_Exercise requirements_
Return all of the entries exactly as written.

Data records:
=======
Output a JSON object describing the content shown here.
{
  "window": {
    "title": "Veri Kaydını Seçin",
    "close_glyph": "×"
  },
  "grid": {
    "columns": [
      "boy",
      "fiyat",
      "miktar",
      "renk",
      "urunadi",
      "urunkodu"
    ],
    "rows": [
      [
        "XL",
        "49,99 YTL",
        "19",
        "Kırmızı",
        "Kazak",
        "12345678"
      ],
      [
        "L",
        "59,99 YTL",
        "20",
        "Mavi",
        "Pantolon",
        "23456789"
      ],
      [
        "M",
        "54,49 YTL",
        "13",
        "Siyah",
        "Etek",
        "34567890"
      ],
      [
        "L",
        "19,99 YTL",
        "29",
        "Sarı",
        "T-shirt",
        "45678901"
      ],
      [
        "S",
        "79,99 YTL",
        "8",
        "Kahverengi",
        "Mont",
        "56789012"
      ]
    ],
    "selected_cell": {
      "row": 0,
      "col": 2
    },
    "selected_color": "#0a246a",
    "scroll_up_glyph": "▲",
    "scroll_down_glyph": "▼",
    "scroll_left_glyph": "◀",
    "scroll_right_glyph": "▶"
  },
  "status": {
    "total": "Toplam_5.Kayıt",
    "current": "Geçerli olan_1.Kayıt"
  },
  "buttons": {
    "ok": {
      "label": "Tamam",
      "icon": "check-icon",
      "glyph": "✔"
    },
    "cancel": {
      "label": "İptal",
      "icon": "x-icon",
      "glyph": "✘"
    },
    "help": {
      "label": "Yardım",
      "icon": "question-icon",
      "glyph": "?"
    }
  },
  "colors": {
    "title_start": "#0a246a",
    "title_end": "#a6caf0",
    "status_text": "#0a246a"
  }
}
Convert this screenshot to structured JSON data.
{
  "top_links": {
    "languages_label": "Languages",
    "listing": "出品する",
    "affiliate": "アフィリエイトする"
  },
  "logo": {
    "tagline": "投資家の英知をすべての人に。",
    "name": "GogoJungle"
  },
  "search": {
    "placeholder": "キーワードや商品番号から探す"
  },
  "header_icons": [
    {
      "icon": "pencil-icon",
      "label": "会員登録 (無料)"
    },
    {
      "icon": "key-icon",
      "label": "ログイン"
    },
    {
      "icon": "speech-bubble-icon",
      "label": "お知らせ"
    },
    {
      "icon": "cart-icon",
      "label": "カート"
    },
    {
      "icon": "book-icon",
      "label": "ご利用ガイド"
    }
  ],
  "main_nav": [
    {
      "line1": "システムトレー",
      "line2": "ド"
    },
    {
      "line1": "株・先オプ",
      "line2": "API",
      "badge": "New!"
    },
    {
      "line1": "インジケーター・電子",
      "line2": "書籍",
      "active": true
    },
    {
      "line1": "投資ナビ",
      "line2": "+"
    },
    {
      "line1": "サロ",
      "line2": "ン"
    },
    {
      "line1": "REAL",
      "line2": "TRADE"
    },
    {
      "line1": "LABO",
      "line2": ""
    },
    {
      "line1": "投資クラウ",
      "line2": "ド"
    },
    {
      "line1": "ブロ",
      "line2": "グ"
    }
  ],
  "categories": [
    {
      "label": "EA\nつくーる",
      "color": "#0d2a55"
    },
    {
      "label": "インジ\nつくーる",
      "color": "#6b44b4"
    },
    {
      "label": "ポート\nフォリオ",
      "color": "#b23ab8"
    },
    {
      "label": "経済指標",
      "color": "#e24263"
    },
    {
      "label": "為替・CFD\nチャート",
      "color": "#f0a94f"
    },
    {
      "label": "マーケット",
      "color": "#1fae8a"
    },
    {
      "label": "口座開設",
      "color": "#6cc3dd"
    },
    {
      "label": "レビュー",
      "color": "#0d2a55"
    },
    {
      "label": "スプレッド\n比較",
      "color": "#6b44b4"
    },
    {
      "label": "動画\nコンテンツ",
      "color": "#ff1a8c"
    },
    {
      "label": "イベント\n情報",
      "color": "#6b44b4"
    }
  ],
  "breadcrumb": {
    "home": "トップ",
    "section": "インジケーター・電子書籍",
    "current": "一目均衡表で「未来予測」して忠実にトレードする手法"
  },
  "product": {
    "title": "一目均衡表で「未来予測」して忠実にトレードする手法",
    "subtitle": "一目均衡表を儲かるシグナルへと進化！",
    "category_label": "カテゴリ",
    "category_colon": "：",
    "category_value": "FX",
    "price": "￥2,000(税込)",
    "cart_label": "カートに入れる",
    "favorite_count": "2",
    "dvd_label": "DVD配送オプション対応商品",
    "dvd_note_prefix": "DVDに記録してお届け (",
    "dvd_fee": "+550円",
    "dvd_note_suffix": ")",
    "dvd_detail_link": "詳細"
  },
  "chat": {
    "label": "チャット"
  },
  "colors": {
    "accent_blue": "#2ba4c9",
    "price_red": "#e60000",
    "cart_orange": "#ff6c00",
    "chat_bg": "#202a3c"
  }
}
=======
_Solution for this task_
Output a JSON object describing the content shown here.
{
  "window": {
    "title": "Veri Kaydını Seçin",
    "close_glyph": "×"
  },
  "grid": {
    "columns": [
      "boy",
      "fiyat",
      "miktar",
      "renk",
      "urunadi",
      "urunkodu"
    ],
    "rows": [
      [
        "XL",
        "49,99 YTL",
        "19",
        "Kırmızı",
        "Kazak",
        "12345678"
      ],
      [
        "L",
        "59,99 YTL",
        "20",
        "Mavi",
        "Pantolon",
        "23456789"
      ],
      [
        "M",
        "54,49 YTL",
        "13",
        "Siyah",
        "Etek",
        "34567890"
      ],
      [
        "L",
        "19,99 YTL",
        "29",
        "Sarı",
        "T-shirt",
        "45678901"
      ],
      [
        "S",
        "79,99 YTL",
        "8",
        "Kahverengi",
        "Mont",
        "56789012"
      ]
    ],
    "selected_cell": {
      "row": 0,
      "col": 2
    },
    "selected_color": "#0a246a",
    "scroll_up_glyph": "▲",
    "scroll_down_glyph": "▼",
    "scroll_left_glyph": "◀",
    "scroll_right_glyph": "▶"
  },
  "status": {
    "total": "Toplam_5.Kayıt",
    "current": "Geçerli olan_1.Kayıt"
  },
  "buttons": {
    "ok": {
      "label": "Tamam",
      "icon": "check-icon",
      "glyph": "✔"
    },
    "cancel": {
      "label": "İptal",
      "icon": "x-icon",
      "glyph": "✘"
    },
    "help": {
      "label": "Yardım",
      "icon": "question-icon",
      "glyph": "?"
    }
  },
  "colors": {
    "title_start": "#0a246a",
    "title_end": "#a6caf0",
    "status_text": "#0a246a"
  }
}
Convert this screenshot to structured JSON data.
{
  "top_links": {
    "languages_label": "Languages",
    "listing": "出品する",
    "affiliate": "アフィリエイトする"
  },
  "logo": {
    "tagline": "投資家の英知をすべての人に。",
    "name": "GogoJungle"
  },
  "search": {
    "placeholder": "キーワードや商品番号から探す"
  },
  "header_icons": [
    {
      "icon": "pencil-icon",
      "label": "会員登録 (無料)"
    },
    {
      "icon": "key-icon",
      "label": "ログイン"
    },
    {
      "icon": "speech-bubble-icon",
      "label": "お知らせ"
    },
    {
      "icon": "cart-icon",
      "label": "カート"
    },
    {
      "icon": "book-icon",
      "label": "ご利用ガイド"
    }
  ],
  "main_nav": [
    {
      "line1": "システムトレー",
      "line2": "ド"
    },
    {
      "line1": "株・先オプ",
      "line2": "API",
      "badge": "New!"
    },
    {
      "line1": "インジケーター・電子",
      "line2": "書籍",
      "active": true
    },
    {
      "line1": "投資ナビ",
      "line2": "+"
    },
    {
      "line1": "サロ",
      "line2": "ン"
    },
    {
      "line1": "REAL",
      "line2": "TRADE"
    },
    {
      "line1": "LABO",
      "line2": ""
    },
    {
      "line1": "投資クラウ",
      "line2": "ド"
    },
    {
      "line1": "ブロ",
      "line2": "グ"
    }
  ],
  "categories": [
    {
      "label": "EA\nつくーる",
      "color": "#0d2a55"
    },
    {
      "label": "インジ\nつくーる",
      "color": "#6b44b4"
    },
    {
      "label": "ポート\nフォリオ",
      "color": "#b23ab8"
    },
    {
      "label": "経済指標",
      "color": "#e24263"
    },
    {
      "label": "為替・CFD\nチャート",
      "color": "#f0a94f"
    },
    {
      "label": "マーケット",
      "color": "#1fae8a"
    },
    {
      "label": "口座開設",
      "color": "#6cc3dd"
    },
    {
      "label": "レビュー",
      "color": "#0d2a55"
    },
    {
      "label": "スプレッド\n比較",
      "color": "#6b44b4"
    },
    {
      "label": "動画\nコンテンツ",
      "color": "#ff1a8c"
    },
    {
      "label": "イベント\n情報",
      "color": "#6b44b4"
    }
  ],
  "breadcrumb": {
    "home": "トップ",
    "section": "インジケーター・電子書籍",
    "current": "一目均衡表で「未来予測」して忠実にトレードする手法"
  },
  "product": {
    "title": "一目均衡表で「未来予測」して忠実にトレードする手法",
    "subtitle": "一目均衡表を儲かるシグナルへと進化！",
    "category_label": "カテゴリ",
    "category_colon": "：",
    "category_value": "FX",
    "price": "￥2,000(税込)",
    "cart_label": "カートに入れる",
    "favorite_count": "2",
    "dvd_label": "DVD配送オプション対応商品",
    "dvd_note_prefix": "DVDに記録してお届け (",
    "dvd_fee": "+550円",
    "dvd_note_suffix": ")",
    "dvd_detail_link": "詳細"
  },
  "chat": {
    "label": "チャット"
  },
  "colors": {
    "accent_blue": "#2ba4c9",
    "price_red": "#e60000",
    "cart_orange": "#ff6c00",
    "chat_bg": "#202a3c"
  }
}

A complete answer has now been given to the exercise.